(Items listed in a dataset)
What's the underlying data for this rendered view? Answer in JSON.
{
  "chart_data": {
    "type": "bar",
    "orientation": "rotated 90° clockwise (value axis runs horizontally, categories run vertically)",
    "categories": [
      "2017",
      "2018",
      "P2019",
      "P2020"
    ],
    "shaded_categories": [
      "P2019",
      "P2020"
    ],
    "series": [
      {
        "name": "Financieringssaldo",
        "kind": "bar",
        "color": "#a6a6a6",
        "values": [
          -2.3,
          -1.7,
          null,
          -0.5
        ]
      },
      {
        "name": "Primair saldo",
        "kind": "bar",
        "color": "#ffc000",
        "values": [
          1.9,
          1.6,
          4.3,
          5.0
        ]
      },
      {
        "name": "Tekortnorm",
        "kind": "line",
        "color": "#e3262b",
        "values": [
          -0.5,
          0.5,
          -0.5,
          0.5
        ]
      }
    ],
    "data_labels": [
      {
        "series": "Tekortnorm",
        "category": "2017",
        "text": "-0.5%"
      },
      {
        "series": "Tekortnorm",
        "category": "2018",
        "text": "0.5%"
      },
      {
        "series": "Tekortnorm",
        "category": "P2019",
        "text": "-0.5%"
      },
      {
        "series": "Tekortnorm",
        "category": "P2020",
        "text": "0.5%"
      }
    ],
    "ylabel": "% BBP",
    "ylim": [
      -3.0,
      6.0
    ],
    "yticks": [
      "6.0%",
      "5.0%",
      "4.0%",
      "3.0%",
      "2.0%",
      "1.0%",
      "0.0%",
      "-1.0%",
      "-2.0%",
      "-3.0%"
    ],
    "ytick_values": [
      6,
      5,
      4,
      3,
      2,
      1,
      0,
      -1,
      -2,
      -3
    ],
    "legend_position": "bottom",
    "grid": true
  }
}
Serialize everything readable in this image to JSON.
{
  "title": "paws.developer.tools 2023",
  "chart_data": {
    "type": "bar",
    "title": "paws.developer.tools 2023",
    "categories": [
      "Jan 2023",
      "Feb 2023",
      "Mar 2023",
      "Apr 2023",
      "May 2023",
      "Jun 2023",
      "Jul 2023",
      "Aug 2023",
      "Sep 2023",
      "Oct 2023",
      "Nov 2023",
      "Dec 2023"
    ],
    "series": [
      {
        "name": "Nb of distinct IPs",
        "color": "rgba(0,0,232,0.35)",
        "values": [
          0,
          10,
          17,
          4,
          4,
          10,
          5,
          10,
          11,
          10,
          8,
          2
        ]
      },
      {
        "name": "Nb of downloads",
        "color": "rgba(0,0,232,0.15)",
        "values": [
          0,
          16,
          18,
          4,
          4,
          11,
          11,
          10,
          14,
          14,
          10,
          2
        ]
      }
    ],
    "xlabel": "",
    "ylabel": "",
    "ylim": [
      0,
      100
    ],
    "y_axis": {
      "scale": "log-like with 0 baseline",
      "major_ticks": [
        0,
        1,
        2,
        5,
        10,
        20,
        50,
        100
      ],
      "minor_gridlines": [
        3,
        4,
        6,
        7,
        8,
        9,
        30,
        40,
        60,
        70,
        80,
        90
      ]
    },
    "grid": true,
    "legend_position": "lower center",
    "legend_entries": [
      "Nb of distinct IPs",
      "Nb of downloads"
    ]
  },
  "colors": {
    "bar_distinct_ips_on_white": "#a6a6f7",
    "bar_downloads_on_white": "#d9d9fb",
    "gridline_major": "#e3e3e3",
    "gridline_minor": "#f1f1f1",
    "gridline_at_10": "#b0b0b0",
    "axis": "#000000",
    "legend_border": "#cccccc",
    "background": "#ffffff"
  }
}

__Task requirements__. Each record above should be repeated exactly as it appears.

__Output of the task__.
What's the underlying data for this rendered view? Answer in JSON.
{
  "chart_data": {
    "type": "bar",
    "orientation": "rotated 90° clockwise (value axis runs horizontally, categories run vertically)",
    "categories": [
      "2017",
      "2018",
      "P2019",
      "P2020"
    ],
    "shaded_categories": [
      "P2019",
      "P2020"
    ],
    "series": [
      {
        "name": "Financieringssaldo",
        "kind": "bar",
        "color": "#a6a6a6",
        "values": [
          -2.3,
          -1.7,
          null,
          -0.5
        ]
      },
      {
        "name": "Primair saldo",
        "kind": "bar",
        "color": "#ffc000",
        "values": [
          1.9,
          1.6,
          4.3,
          5.0
        ]
      },
      {
        "name": "Tekortnorm",
        "kind": "line",
        "color": "#e3262b",
        "values": [
          -0.5,
          0.5,
          -0.5,
          0.5
        ]
      }
    ],
    "data_labels": [
      {
        "series": "Tekortnorm",
        "category": "2017",
        "text": "-0.5%"
      },
      {
        "series": "Tekortnorm",
        "category": "2018",
        "text": "0.5%"
      },
      {
        "series": "Tekortnorm",
        "category": "P2019",
        "text": "-0.5%"
      },
      {
        "series": "Tekortnorm",
        "category": "P2020",
        "text": "0.5%"
      }
    ],
    "ylabel": "% BBP",
    "ylim": [
      -3.0,
      6.0
    ],
    "yticks": [
      "6.0%",
      "5.0%",
      "4.0%",
      "3.0%",
      "2.0%",
      "1.0%",
      "0.0%",
      "-1.0%",
      "-2.0%",
      "-3.0%"
    ],
    "ytick_values": [
      6,
      5,
      4,
      3,
      2,
      1,
      0,
      -1,
      -2,
      -3
    ],
    "legend_position": "bottom",
    "grid": true
  }
}
Serialize everything readable in this image to JSON.
{
  "title": "paws.developer.tools 2023",
  "chart_data": {
    "type": "bar",
    "title": "paws.developer.tools 2023",
    "categories": [
      "Jan 2023",
      "Feb 2023",
      "Mar 2023",
      "Apr 2023",
      "May 2023",
      "Jun 2023",
      "Jul 2023",
      "Aug 2023",
      "Sep 2023",
      "Oct 2023",
      "Nov 2023",
      "Dec 2023"
    ],
    "series": [
      {
        "name": "Nb of distinct IPs",
        "color": "rgba(0,0,232,0.35)",
        "values": [
          0,
          10,
          17,
          4,
          4,
          10,
          5,
          10,
          11,
          10,
          8,
          2
        ]
      },
      {
        "name": "Nb of downloads",
        "color": "rgba(0,0,232,0.15)",
        "values": [
          0,
          16,
          18,
          4,
          4,
          11,
          11,
          10,
          14,
          14,
          10,
          2
        ]
      }
    ],
    "xlabel": "",
    "ylabel": "",
    "ylim": [
      0,
      100
    ],
    "y_axis": {
      "scale": "log-like with 0 baseline",
      "major_ticks": [
        0,
        1,
        2,
        5,
        10,
        20,
        50,
        100
      ],
      "minor_gridlines": [
        3,
        4,
        6,
        7,
        8,
        9,
        30,
        40,
        60,
        70,
        80,
        90
      ]
    },
    "grid": true,
    "legend_position": "lower center",
    "legend_entries": [
      "Nb of distinct IPs",
      "Nb of downloads"
    ]
  },
  "colors": {
    "bar_distinct_ips_on_white": "#a6a6f7",
    "bar_downloads_on_white": "#d9d9fb",
    "gridline_major": "#e3e3e3",
    "gridline_minor": "#f1f1f1",
    "gridline_at_10": "#b0b0b0",
    "axis": "#000000",
    "legend_border": "#cccccc",
    "background": "#ffffff"
  }
}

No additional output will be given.